# 本文
__________

11/07/07 07:08:08.21 F1BHVZ/p
まぁ、じっくり考えてくだされ

821:名無しさん@お腹いっぱい。
11/07/15 11:22:43.74 QX+gLgBB
保守ですよ

822:シロウが使い魔 ◆vVcjSMqk46
11/07/22 22:56:14.54 /f/S1zOQ
ふぅ、やっとでけた。
今晩か明晩にあげる予定です。

それにしても、ヤマグチノボル先生の方がいろいろ大変なようですね…
自分なんか何もできないので、祈るくらいになってしまいますが。
回復をお祈り申し上げます。

では、また。

823:シロウが使い魔 ◆vVcjSMqk46
11/07/23 04:06:24.79 olZN03rO

 部屋を出たワルド。一気に脱力する。
 (ルイズが魔法を使えるようになったと聞いたときには、心底焦った……
  でも、あの様子だと魔法を使えること自体、事実かわからない。
  系統不明の魔法だとすれば、『虚無』の可能性はまだあるしな)
 とりあえずは、明日の行動の準備をすることを優先することにしたワルドであった。

 ………

 「ねぇ、シロウ………」
 ものすごく冷めた声のルイズ。
 「な、なんだ。ルイズ」

 「私怒っているのよ……」
 「何にかな?……」

 「≪無断で!勝手に!いろいろ!決めていたことによっ!!≫」

 ルイズの怒りが爆発した。先ほどのプロポーズも含め、ストレスが溜まっていたのだろう。
 さすがに「バカ犬~!!」と怒鳴って鞭を振り下ろすようなことはないが、
 藁が詰まった枕を士郎に投げつけた。

 「ご、ごめん。謝るから…、許してくれ」

 「なんで!なんで私に黙って色んなこと決めちゃうのよっ!!」

 「い、いや、他意はないんだけど……」
 嘘である。 実は士郎はルイズにはある事実を隠している。



824:シロウが使い魔 ◆vVcjSMqk46
11/07/23 04:08:40.04 olZN03rO
───────────────
アルビオン出発前日~学院~マザリーニ居室

 <こんこん>

 「誰だ?」
 「枢機卿、学院の教師が面会を求めてきておりますが……」

 (やれやれ、王女の気まぐれ逗留は学院にはさぞ迷惑だっただろうから、
  要望とか出されるようであれば、ある程度受諾せねばなるまい……)

 「こちらへお通ししろ」
 「はっ」

 ………

 「夜分に申し訳ありません。私はここで教師をしておりますコルベールと申すものです」
 「そちらのお連れの方は?」

 「衛宮士郎といいます。えっと、ルイズ・フランソワーズの従者です」

__________

# 記録情報

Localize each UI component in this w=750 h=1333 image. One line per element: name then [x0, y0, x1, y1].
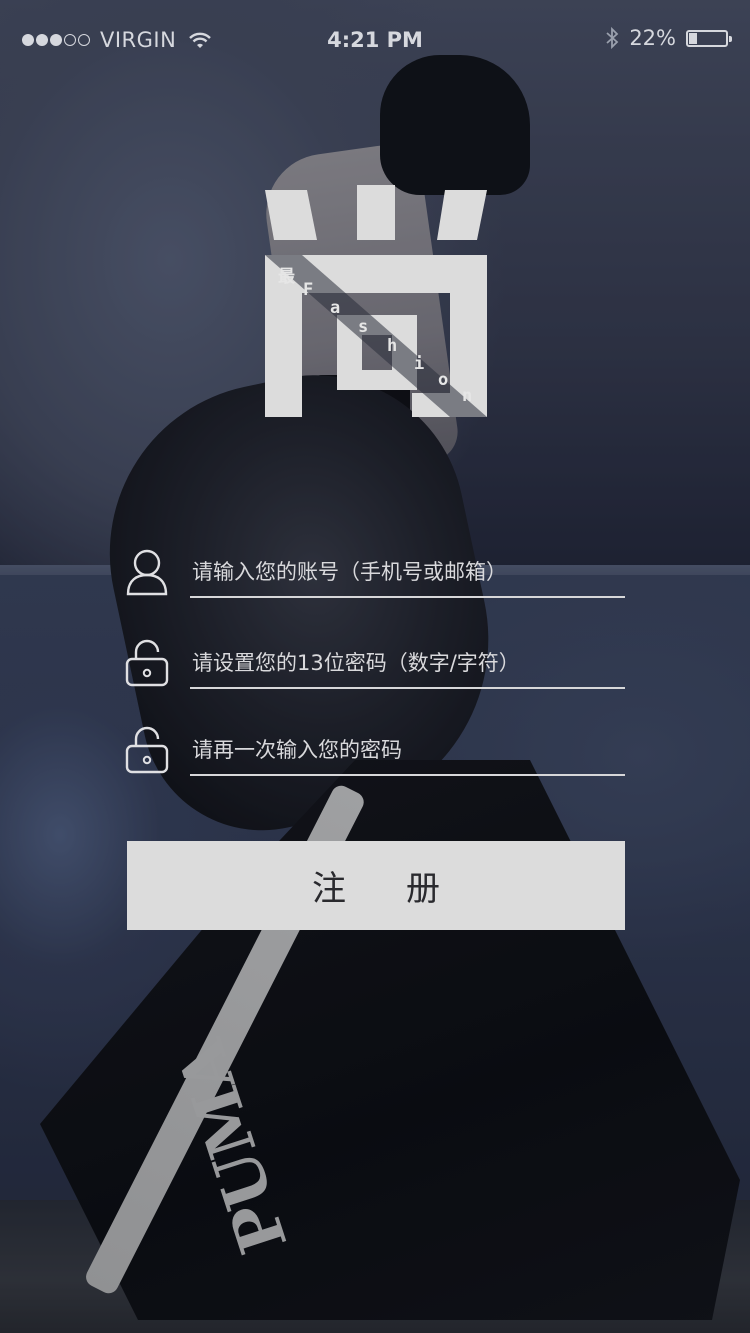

__________

# 課題
本文で番号が付いている投稿について、その番号をすべて書き出してください。 この一覧はここでは何の役割も持ちません。

# 解答
821、822、823、824